▸ DIRECTIVE:
Set down the full listing exactly as given. Any pictures are to be left out.

▸ SUPPLIED DATA:
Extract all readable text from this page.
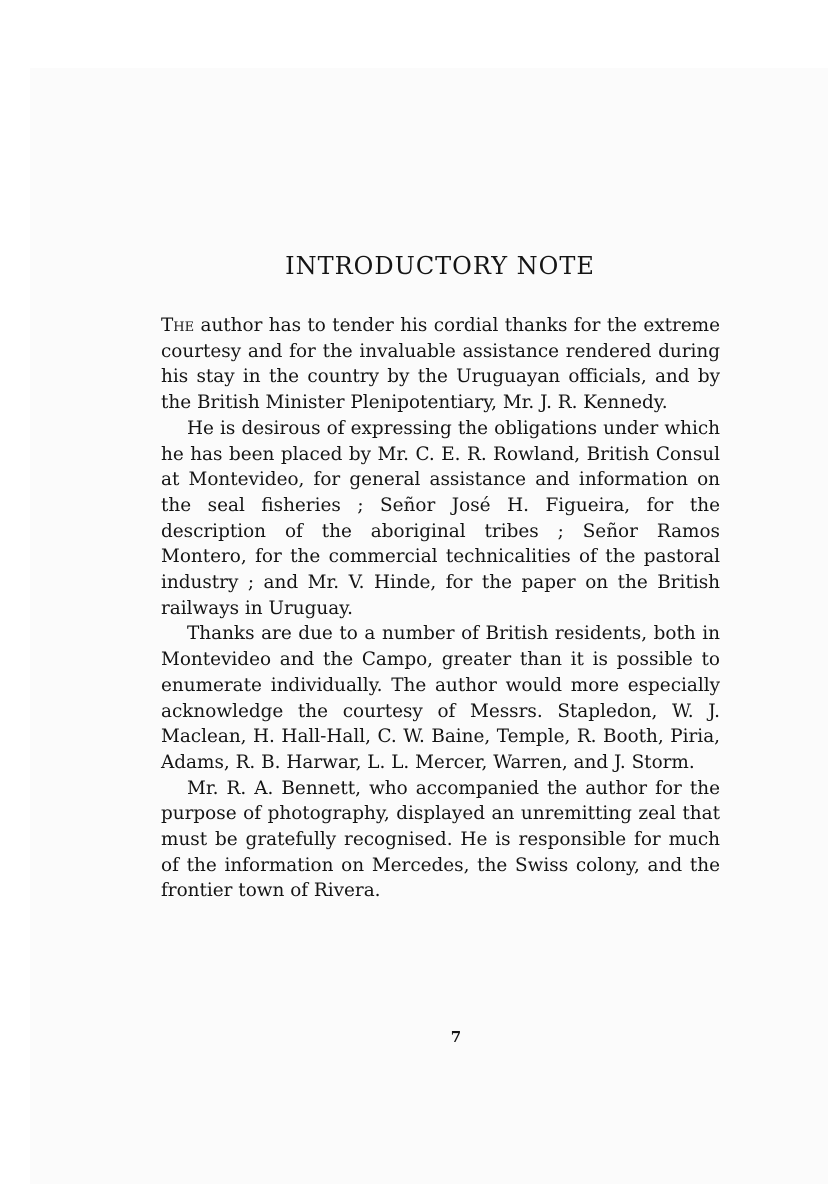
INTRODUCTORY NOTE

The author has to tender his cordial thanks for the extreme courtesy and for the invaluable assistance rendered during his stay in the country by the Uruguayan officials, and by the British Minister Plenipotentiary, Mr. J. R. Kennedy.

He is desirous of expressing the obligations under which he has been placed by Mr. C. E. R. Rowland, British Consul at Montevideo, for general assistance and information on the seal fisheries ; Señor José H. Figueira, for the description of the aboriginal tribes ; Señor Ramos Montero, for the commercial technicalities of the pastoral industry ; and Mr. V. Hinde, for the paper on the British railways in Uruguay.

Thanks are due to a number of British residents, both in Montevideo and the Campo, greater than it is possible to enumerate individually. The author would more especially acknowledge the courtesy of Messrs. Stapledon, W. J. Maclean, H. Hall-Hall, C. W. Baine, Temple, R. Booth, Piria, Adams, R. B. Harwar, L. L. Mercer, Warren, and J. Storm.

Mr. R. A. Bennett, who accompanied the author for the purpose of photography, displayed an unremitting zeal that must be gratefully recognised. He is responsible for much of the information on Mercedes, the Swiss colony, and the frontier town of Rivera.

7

▸ SOLVED EXERCISE:
Extract all readable text from this page.
INTRODUCTORY NOTE

The author has to tender his cordial thanks for the extreme courtesy and for the invaluable assistance rendered during his stay in the country by the Uruguayan officials, and by the British Minister Plenipotentiary, Mr. J. R. Kennedy.

He is desirous of expressing the obligations under which he has been placed by Mr. C. E. R. Rowland, British Consul at Montevideo, for general assistance and information on the seal fisheries ; Señor José H. Figueira, for the description of the aboriginal tribes ; Señor Ramos Montero, for the commercial technicalities of the pastoral industry ; and Mr. V. Hinde, for the paper on the British railways in Uruguay.

Thanks are due to a number of British residents, both in Montevideo and the Campo, greater than it is possible to enumerate individually. The author would more especially acknowledge the courtesy of Messrs. Stapledon, W. J. Maclean, H. Hall-Hall, C. W. Baine, Temple, R. Booth, Piria, Adams, R. B. Harwar, L. L. Mercer, Warren, and J. Storm.

Mr. R. A. Bennett, who accompanied the author for the purpose of photography, displayed an unremitting zeal that must be gratefully recognised. He is responsible for much of the information on Mercedes, the Swiss colony, and the frontier town of Rivera.

7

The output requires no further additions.